Problems to solve:
**a)** From the piece on racism, copy the passage starting with "Historic racism against" and going on through "with migrant crime.".
**b)** In the piece on racism, which university did Charles S. Johnson lead as president?

Historic racism against blacks is atrocious and has left scars upon the community, as do all human rights violations against a community. The Holocaust against the Jews is no different. But when an offending group evolves (e.g., those of European decent), so should the offended group (e.g., blacks). This is not to say that ongoing racism does not exist, but one cannot deny a dramatic evolution in the West when it comes to the past sins of slavery and colonialism; there has also been an evolution from Nazi Germany — with its quest for Aryan “master race” dominance — to modern Germany, which has now flung its doors open so wide to immigration that the country is under siege with migrant crime.
The article below relates the poignant story of an era of black oppression, in which many black people who were successful were deemed to be agents of the Communists and investigated by the House Un-American Activities Committee in a witch hunt. Charles S. Johnson, the grandfather of the Secretary of Homeland Security, Jeh Johnson, was the victim of a witch-hunt; he was a distinguished sociologist with a PhD, and also president of Fisk University, which was a “haven for black intellectuals in the Jim Crow-era South.”
Those were the days where few blacks prospered and when it was acceptable to violate their basic human rights; this is no longer tolerated in Western democracies. Racism is not society-wide, but limited to individual action. Although it is still widespread in some locales, it is also found occurring between visible minority groups, and also among visible minorities hating whites; for example, Louis Farrakhan told his followers in a sermon full of “Allahu akbars” that “white people deserve to die.” He also called for the murder of police last year in the name of Islam, and he invoked the Quran, stating: “The Quran teaches persecution is worse than slaughter. Then it says, ‘Retaliation is prescribed in matters of the slain.’ Retaliation is a prescription from God, to calm the breast of those whose children have been slain.”
Farrakhan promotes racism and hate, despite the fact that police killed nearly twice as many whites as blacks in 2015.
I have stated previously on Jihad Watch that “No matter what America – or the West — does in terms of correcting its past wrongs such as slavery and colonialism, it will always be deemed collectively ‘guilty.’ Americans and Westerners have not been able to fathom the hatred against them that is held by Islamic supremacists, who notoriously exploit the victimology narrative to try to destroy and conquer the West, and will stop at nothing to do so.”

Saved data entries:

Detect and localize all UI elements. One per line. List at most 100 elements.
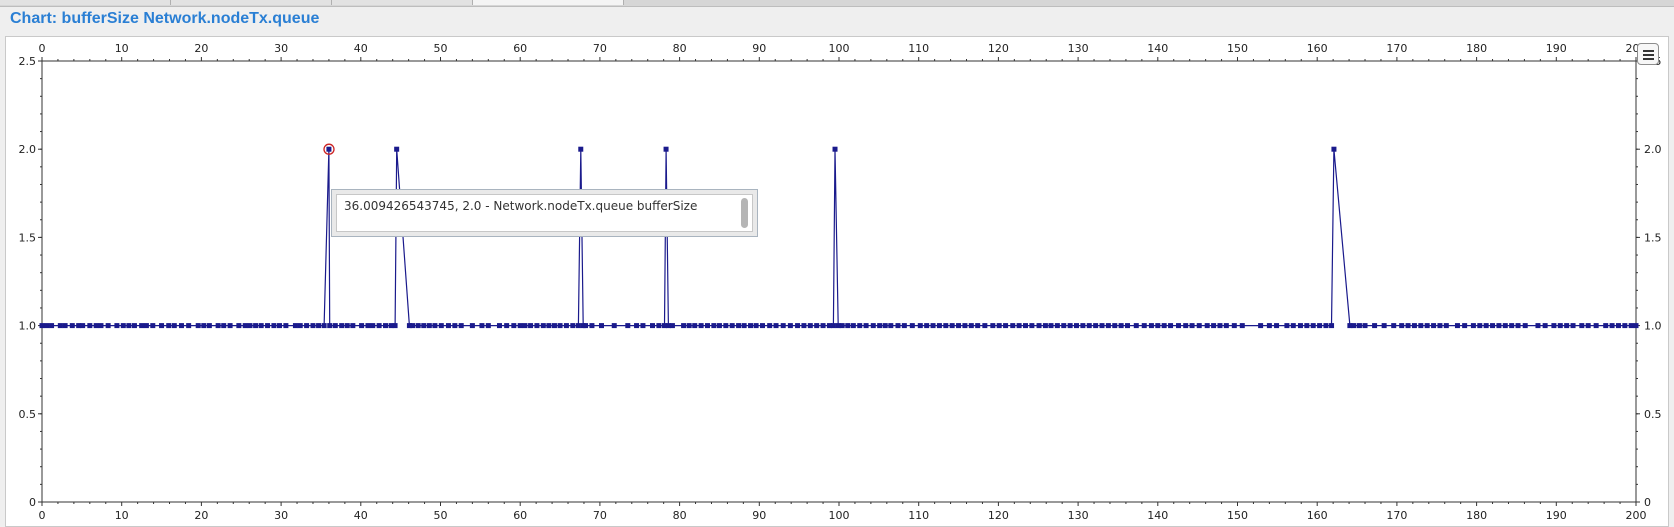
data-point bbox=[171, 323, 177, 329]
editor-tab-active[interactable] bbox=[473, 0, 624, 5]
data-point bbox=[1183, 323, 1189, 329]
data-point bbox=[850, 323, 856, 329]
data-point bbox=[1443, 323, 1449, 329]
data-point bbox=[326, 146, 332, 152]
y-tick-label-right: 0 bbox=[1644, 496, 1651, 509]
data-point bbox=[445, 323, 451, 329]
chart-title: Chart: bufferSize Network.nodeTx.queue bbox=[10, 10, 320, 27]
data-point bbox=[310, 323, 316, 329]
data-point bbox=[1509, 323, 1515, 329]
data-point bbox=[1437, 323, 1443, 329]
data-point bbox=[344, 323, 350, 329]
data-point bbox=[546, 323, 552, 329]
data-point bbox=[767, 323, 773, 329]
x-tick-label-top: 70 bbox=[593, 42, 607, 55]
data-point bbox=[1211, 323, 1217, 329]
x-tick-label-bottom: 40 bbox=[354, 509, 368, 522]
x-tick-label-top: 120 bbox=[988, 42, 1009, 55]
data-point bbox=[332, 323, 338, 329]
editor-tab[interactable] bbox=[0, 0, 171, 5]
editor-tab-strip bbox=[0, 0, 1674, 7]
data-point bbox=[1515, 323, 1521, 329]
data-point bbox=[1490, 323, 1496, 329]
data-point bbox=[901, 323, 907, 329]
data-point bbox=[39, 323, 45, 329]
data-point bbox=[982, 323, 988, 329]
data-point bbox=[832, 146, 838, 152]
data-point bbox=[625, 323, 631, 329]
data-point bbox=[1093, 323, 1099, 329]
data-point bbox=[1054, 323, 1060, 329]
data-point bbox=[698, 323, 704, 329]
data-point bbox=[253, 323, 259, 329]
y-tick-label-left: 1.5 bbox=[19, 231, 37, 244]
data-point bbox=[909, 323, 915, 329]
data-point bbox=[611, 323, 617, 329]
data-point bbox=[1274, 323, 1280, 329]
data-point bbox=[426, 323, 432, 329]
x-tick-label-bottom: 20 bbox=[194, 509, 208, 522]
data-point bbox=[1462, 323, 1468, 329]
data-point bbox=[1155, 323, 1161, 329]
data-point bbox=[452, 323, 458, 329]
data-point bbox=[304, 323, 310, 329]
data-point bbox=[930, 323, 936, 329]
data-point bbox=[126, 323, 132, 329]
data-point bbox=[201, 323, 207, 329]
data-point bbox=[877, 323, 883, 329]
x-tick-label-top: 170 bbox=[1386, 42, 1407, 55]
x-tick-label-bottom: 110 bbox=[908, 509, 929, 522]
data-point bbox=[1223, 323, 1229, 329]
data-point bbox=[105, 323, 111, 329]
tooltip-scrollbar[interactable] bbox=[741, 198, 748, 228]
data-point bbox=[663, 146, 669, 152]
data-point bbox=[826, 323, 832, 329]
chart-options-menu-icon[interactable] bbox=[1637, 43, 1659, 65]
highlighted-point-ring bbox=[323, 143, 335, 155]
data-point bbox=[975, 323, 981, 329]
data-point bbox=[195, 323, 201, 329]
data-point bbox=[857, 323, 863, 329]
data-point bbox=[741, 323, 747, 329]
y-tick-label-left: 2.5 bbox=[19, 55, 37, 68]
data-point bbox=[598, 323, 604, 329]
data-point bbox=[1405, 323, 1411, 329]
data-point bbox=[1615, 323, 1621, 329]
data-point bbox=[807, 323, 813, 329]
data-point bbox=[551, 323, 557, 329]
editor-tab[interactable] bbox=[332, 0, 473, 5]
data-point bbox=[1003, 323, 1009, 329]
x-tick-label-bottom: 170 bbox=[1386, 509, 1407, 522]
data-point bbox=[1105, 323, 1111, 329]
data-point bbox=[62, 323, 68, 329]
x-tick-label-bottom: 200 bbox=[1626, 509, 1647, 522]
data-point bbox=[1522, 323, 1528, 329]
data-point bbox=[1399, 323, 1405, 329]
data-point bbox=[656, 323, 662, 329]
editor-tab[interactable] bbox=[171, 0, 332, 5]
y-tick-label-right: 1.0 bbox=[1644, 320, 1662, 333]
data-point bbox=[504, 323, 510, 329]
data-point bbox=[1133, 323, 1139, 329]
data-point bbox=[888, 323, 894, 329]
data-point bbox=[711, 323, 717, 329]
x-tick-label-bottom: 120 bbox=[988, 509, 1009, 522]
data-point bbox=[517, 323, 523, 329]
data-point bbox=[432, 323, 438, 329]
data-point bbox=[114, 323, 120, 329]
data-point bbox=[178, 323, 184, 329]
data-point bbox=[1609, 323, 1615, 329]
data-point bbox=[534, 323, 540, 329]
x-tick-label-bottom: 50 bbox=[434, 509, 448, 522]
data-point bbox=[277, 323, 283, 329]
data-point bbox=[990, 323, 996, 329]
tooltip-text-field[interactable]: 36.009426543745, 2.0 - Network.nodeTx.qu… bbox=[336, 194, 753, 232]
data-point bbox=[686, 323, 692, 329]
data-point bbox=[943, 323, 949, 329]
data-point bbox=[1148, 323, 1154, 329]
data-point bbox=[236, 323, 242, 329]
data-point bbox=[1239, 323, 1245, 329]
data-point bbox=[1454, 323, 1460, 329]
data-point bbox=[716, 323, 722, 329]
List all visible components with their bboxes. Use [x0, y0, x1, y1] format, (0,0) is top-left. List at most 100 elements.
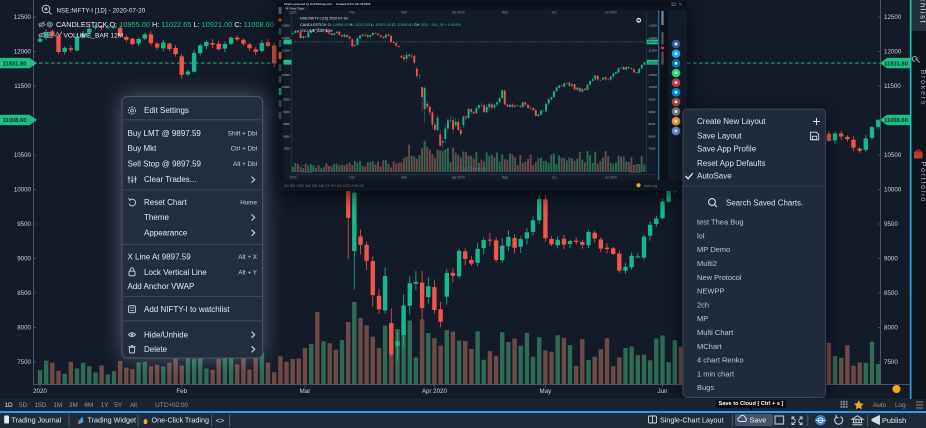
svg-text:Feb: Feb [350, 176, 356, 180]
svg-text:5Y: 5Y [114, 402, 123, 409]
svg-text:UTC+02:00: UTC+02:00 [155, 402, 188, 409]
svg-text:Buy Mkt: Buy Mkt [128, 144, 158, 153]
svg-text:11500: 11500 [649, 48, 658, 52]
svg-text:MChart: MChart [697, 342, 723, 351]
svg-text:Reset App Defaults: Reset App Defaults [697, 159, 765, 168]
svg-text:Hide/Unhide: Hide/Unhide [144, 330, 189, 339]
svg-text:Mar: Mar [401, 11, 407, 15]
svg-text:Delete: Delete [144, 345, 168, 354]
svg-text:Jul 2020: Jul 2020 [605, 11, 617, 15]
svg-text:Save: Save [750, 416, 767, 425]
svg-text:Bugs: Bugs [697, 383, 714, 392]
svg-text:Reset Chart: Reset Chart [144, 198, 187, 207]
svg-text:Shift + Dbl: Shift + Dbl [228, 130, 257, 137]
svg-text:8000: 8000 [283, 134, 290, 138]
svg-text:<>: <> [216, 416, 225, 425]
svg-text:10500: 10500 [281, 73, 290, 77]
svg-text:12000: 12000 [649, 36, 658, 40]
svg-text:Log: Log [895, 402, 906, 409]
svg-text:X Line At 9897.59: X Line At 9897.59 [128, 253, 192, 262]
svg-text:1D: 1D [5, 402, 14, 409]
svg-text:Theme: Theme [144, 213, 169, 222]
svg-text:VOLUME_BAR 16M: VOLUME_BAR 16M [300, 29, 333, 33]
svg-text:AutoSave: AutoSave [697, 172, 732, 181]
svg-text:7500: 7500 [17, 359, 31, 366]
svg-text:6M: 6M [84, 402, 93, 409]
svg-text:NSE:NIFTY-I [1D] 2020-07-20: NSE:NIFTY-I [1D] 2020-07-20 [300, 17, 348, 21]
svg-text:Edit Settings: Edit Settings [144, 106, 189, 115]
svg-text:12000: 12000 [14, 49, 32, 56]
svg-text:9500: 9500 [649, 98, 656, 102]
svg-text:12500: 12500 [884, 14, 902, 21]
svg-text:15D: 15D [35, 402, 47, 409]
svg-text:Single-Chart Layout: Single-Chart Layout [660, 416, 724, 425]
svg-text:Trading Widget: Trading Widget [88, 416, 136, 425]
svg-text:MP: MP [697, 314, 708, 323]
svg-text:Watchlist: Watchlist [919, 0, 926, 24]
svg-text:7500: 7500 [649, 147, 656, 151]
svg-text:2020: 2020 [289, 176, 296, 180]
svg-text:10000: 10000 [281, 85, 290, 89]
svg-text:10000: 10000 [649, 85, 658, 89]
svg-text:8500: 8500 [649, 122, 656, 126]
svg-text:Apr 2020: Apr 2020 [452, 176, 465, 180]
svg-text:Lock Vertical Line: Lock Vertical Line [144, 268, 207, 277]
svg-text:Publish: Publish [882, 416, 906, 425]
svg-text:Home: Home [240, 199, 257, 206]
svg-text:10000: 10000 [14, 187, 32, 194]
svg-text:9000: 9000 [17, 256, 31, 263]
svg-text:Jun: Jun [658, 388, 669, 395]
svg-text:11008.60: 11008.60 [646, 61, 659, 65]
svg-text:Mar: Mar [300, 388, 311, 395]
svg-text:Save App Profile: Save App Profile [697, 144, 757, 153]
svg-text:Brokers: Brokers [919, 70, 926, 107]
svg-text:Jun: Jun [551, 176, 556, 180]
svg-text:Price Chart: Price Chart [290, 6, 305, 10]
svg-text:Buy LMT @ 9897.59: Buy LMT @ 9897.59 [128, 129, 202, 138]
svg-text:9000: 9000 [884, 256, 898, 263]
svg-text:10500: 10500 [649, 73, 658, 77]
svg-text:Auto Log: Auto Log [644, 184, 657, 188]
svg-text:9500: 9500 [283, 98, 290, 102]
svg-text:Add NIFTY-I to watchlist: Add NIFTY-I to watchlist [144, 305, 230, 314]
svg-text:7500: 7500 [283, 147, 290, 151]
svg-text:9000: 9000 [283, 110, 290, 114]
svg-text:May: May [540, 388, 553, 395]
svg-text:Charts powered by GoCharting.c: Charts powered by GoCharting.com - Creat… [284, 2, 371, 6]
svg-text:11500: 11500 [884, 83, 901, 90]
svg-text:12500: 12500 [649, 24, 658, 28]
svg-text:7500: 7500 [884, 359, 898, 366]
svg-text:8500: 8500 [17, 290, 31, 297]
svg-text:9000: 9000 [649, 110, 656, 114]
svg-text:11008.60: 11008.60 [884, 118, 908, 124]
svg-text:Search Saved Charts.: Search Saved Charts. [726, 199, 803, 208]
svg-text:Multi2: Multi2 [697, 259, 717, 268]
svg-text:NSE:NIFTY-I [1D] - 2020-07-20: NSE:NIFTY-I [1D] - 2020-07-20 [57, 8, 146, 15]
svg-text:10500: 10500 [14, 152, 32, 159]
svg-text:2020: 2020 [33, 388, 47, 395]
svg-text:NEWPP: NEWPP [697, 287, 725, 296]
svg-text:Feb: Feb [176, 388, 187, 395]
svg-text:12000: 12000 [884, 49, 902, 56]
svg-text:CANDLESTICK O: 10955.00 H: 110: CANDLESTICK O: 10955.00 H: 11022.65 L: 1… [300, 23, 462, 27]
svg-text:Apr 2020: Apr 2020 [422, 388, 448, 395]
svg-text:MP Demo: MP Demo [697, 245, 730, 254]
svg-text:May: May [502, 176, 508, 180]
svg-text:Mar: Mar [401, 176, 407, 180]
svg-text:New Protocol: New Protocol [697, 273, 742, 282]
svg-text:test Thea Bug: test Thea Bug [697, 218, 744, 227]
svg-text:Apr 2020: Apr 2020 [452, 11, 465, 15]
svg-text:Clear Trades...: Clear Trades... [144, 175, 196, 184]
svg-text:Trading Journal: Trading Journal [12, 416, 62, 425]
svg-text:Jul 2020: Jul 2020 [605, 176, 617, 180]
svg-text:10000: 10000 [884, 187, 902, 194]
svg-text:1M: 1M [54, 402, 63, 409]
svg-text:8000: 8000 [17, 325, 31, 332]
svg-text:10500: 10500 [884, 152, 902, 159]
svg-text:11008.60: 11008.60 [3, 118, 27, 124]
svg-text:May: May [502, 11, 508, 15]
svg-text:8500: 8500 [283, 122, 290, 126]
svg-text:3M: 3M [69, 402, 78, 409]
svg-text:2020: 2020 [289, 11, 296, 15]
svg-text:Ctrl + Dbl: Ctrl + Dbl [231, 145, 257, 152]
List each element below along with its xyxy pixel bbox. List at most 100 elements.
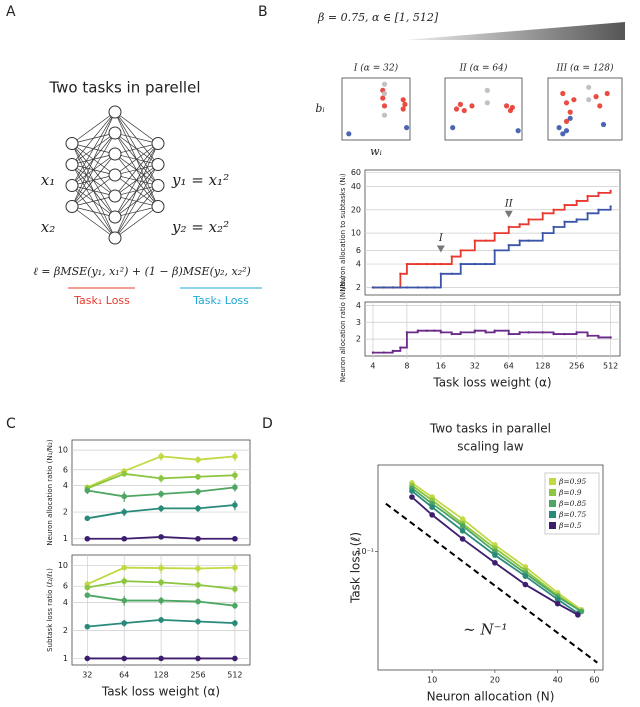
edge: [71, 132, 116, 207]
node: [65, 200, 79, 213]
marker: [425, 286, 428, 289]
y-tick-label: 6: [63, 582, 68, 591]
legend-swatch: [549, 500, 556, 507]
y-axis-label: Neuron allocation ratio (N₁/N₂): [339, 276, 347, 382]
edge: [114, 111, 159, 144]
marker: [552, 225, 555, 229]
marker: [492, 552, 498, 558]
y-tick-label: 10⁻¹: [356, 547, 374, 556]
marker: [158, 534, 164, 540]
marker: [597, 191, 600, 195]
marker: [84, 515, 91, 522]
y-tick-label: 40: [351, 182, 361, 191]
marker: [232, 502, 238, 508]
marker: [405, 262, 409, 266]
legend-label: β=0.5: [558, 521, 582, 530]
loss-formula: ℓ = βMSE(y₁, x₁²) + (1 − β)MSE(y₂, x₂²): [33, 265, 251, 278]
marker: [399, 272, 402, 275]
edge: [114, 206, 159, 239]
marker: [575, 199, 578, 203]
series-line: [372, 190, 612, 289]
marker: [507, 225, 510, 229]
marker: [391, 286, 395, 289]
node: [108, 105, 122, 119]
legend-swatch: [549, 511, 556, 518]
point: [469, 103, 475, 109]
point: [604, 90, 610, 97]
input-label: x₁: [41, 171, 55, 189]
marker: [609, 189, 612, 193]
marker: [552, 208, 555, 211]
edge: [114, 132, 159, 144]
task-label: Task₂ Loss: [192, 294, 249, 307]
marker: [554, 596, 561, 603]
edge: [71, 174, 116, 207]
y-tick-label: 4: [356, 260, 361, 269]
x-tick-label: 64: [119, 671, 129, 680]
marker: [563, 332, 566, 336]
x-tick-label: 8: [404, 362, 409, 371]
node: [151, 200, 165, 213]
marker: [195, 488, 201, 495]
marker: [484, 331, 487, 334]
marker: [121, 655, 128, 662]
marker: [522, 573, 529, 579]
edge: [71, 206, 116, 218]
marker: [439, 272, 443, 275]
marker: [84, 623, 91, 630]
point: [560, 131, 566, 137]
marker: [473, 239, 477, 242]
marker: [527, 331, 530, 334]
y-tick-label: 2: [63, 508, 68, 517]
point: [453, 106, 460, 112]
point: [560, 90, 566, 97]
marker: [195, 618, 201, 625]
plot-frame: [547, 77, 623, 141]
marker: [158, 491, 164, 497]
marker: [433, 329, 436, 332]
marker: [121, 509, 128, 515]
point: [381, 103, 388, 109]
plot-frame: [377, 464, 604, 671]
panel-label: A: [6, 4, 16, 20]
marker: [195, 535, 201, 542]
chart-title: Two tasks in parallel: [429, 422, 551, 436]
y-tick-label: 10: [58, 446, 68, 455]
point: [381, 112, 388, 118]
marker: [195, 582, 201, 588]
marker: [522, 581, 529, 588]
y-axis-label: bᵢ: [315, 102, 324, 115]
marker: [433, 262, 436, 266]
point: [484, 87, 490, 93]
marker: [473, 262, 477, 266]
marker: [232, 586, 238, 592]
point: [381, 81, 388, 87]
annotation: II: [504, 198, 514, 209]
x-axis-label: Neuron allocation (N): [427, 690, 555, 704]
marker: [575, 218, 578, 221]
y-tick-label: 4: [63, 481, 68, 490]
legend-label: β=0.95: [558, 477, 587, 486]
plot-frame: [71, 439, 251, 546]
output-label: y₁ = x₁²: [171, 171, 229, 189]
marker: [121, 493, 128, 500]
point: [567, 109, 573, 115]
marker: [439, 331, 443, 334]
point: [567, 115, 573, 121]
marker: [416, 329, 420, 332]
x-tick-label: 20: [490, 676, 500, 685]
marker: [158, 505, 164, 512]
node: [108, 231, 122, 245]
marker: [429, 512, 435, 518]
marker: [563, 203, 566, 207]
edge: [71, 153, 116, 207]
point: [400, 97, 406, 103]
weight-wedge: [405, 22, 625, 40]
marker: [84, 592, 91, 598]
y-tick-label: 60: [351, 168, 361, 177]
x-tick-label: 128: [535, 362, 550, 371]
series-line: [372, 329, 611, 354]
panel-label: D: [262, 416, 273, 432]
annotation-arrow: [504, 210, 513, 218]
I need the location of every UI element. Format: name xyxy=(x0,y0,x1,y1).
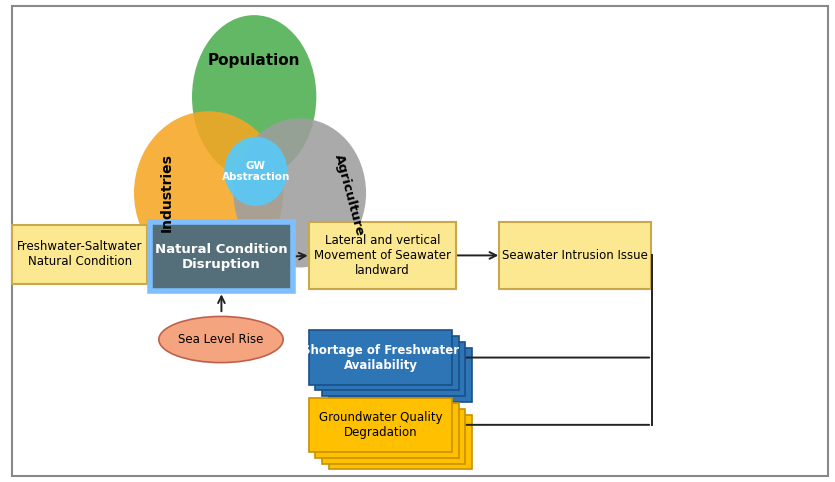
Text: Agriculture: Agriculture xyxy=(332,153,367,238)
FancyBboxPatch shape xyxy=(13,225,147,284)
Text: Freshwater-Saltwater
Natural Condition: Freshwater-Saltwater Natural Condition xyxy=(17,240,143,268)
Text: Shortage of Freshwater
Availability: Shortage of Freshwater Availability xyxy=(302,344,459,372)
FancyBboxPatch shape xyxy=(322,342,465,396)
FancyBboxPatch shape xyxy=(322,409,465,464)
Text: Industries: Industries xyxy=(160,153,175,232)
Text: Natural Condition
Disruption: Natural Condition Disruption xyxy=(155,242,288,270)
FancyBboxPatch shape xyxy=(309,222,457,289)
FancyBboxPatch shape xyxy=(316,336,459,390)
Ellipse shape xyxy=(234,119,366,268)
FancyBboxPatch shape xyxy=(309,330,453,385)
FancyBboxPatch shape xyxy=(13,6,827,476)
Text: Groundwater Quality
Degradation: Groundwater Quality Degradation xyxy=(319,411,443,439)
Text: GW
Abstraction: GW Abstraction xyxy=(221,161,290,182)
Text: Lateral and vertical
Movement of Seawater
landward: Lateral and vertical Movement of Seawate… xyxy=(314,234,451,277)
FancyBboxPatch shape xyxy=(499,222,651,289)
Text: Sea Level Rise: Sea Level Rise xyxy=(179,333,264,346)
FancyBboxPatch shape xyxy=(309,398,453,452)
Ellipse shape xyxy=(159,317,283,362)
FancyBboxPatch shape xyxy=(149,222,293,291)
Text: Population: Population xyxy=(208,54,301,68)
FancyBboxPatch shape xyxy=(316,403,459,458)
FancyBboxPatch shape xyxy=(329,348,472,402)
Ellipse shape xyxy=(134,111,283,275)
Ellipse shape xyxy=(192,15,316,178)
Text: Seawater Intrusion Issue: Seawater Intrusion Issue xyxy=(503,249,648,262)
Ellipse shape xyxy=(225,137,287,206)
FancyBboxPatch shape xyxy=(329,415,472,469)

Solutions to the problems:
**a)**
Historic racism against blacks is atrocious and has left scars upon the community, as do all human rights violations against a community. The Holocaust against the Jews is no different. But when an offending group evolves (e.g., those of European decent), so should the offended group (e.g., blacks). This is not to say that ongoing racism does not exist, but one cannot deny a dramatic evolution in the West when it comes to the past sins of slavery and colonialism; there has also been an evolution from Nazi Germany — with its quest for Aryan “master race” dominance — to modern Germany, which has now flung its doors open so wide to immigration that the country is under siege with migrant crime.

**b)** Fisk University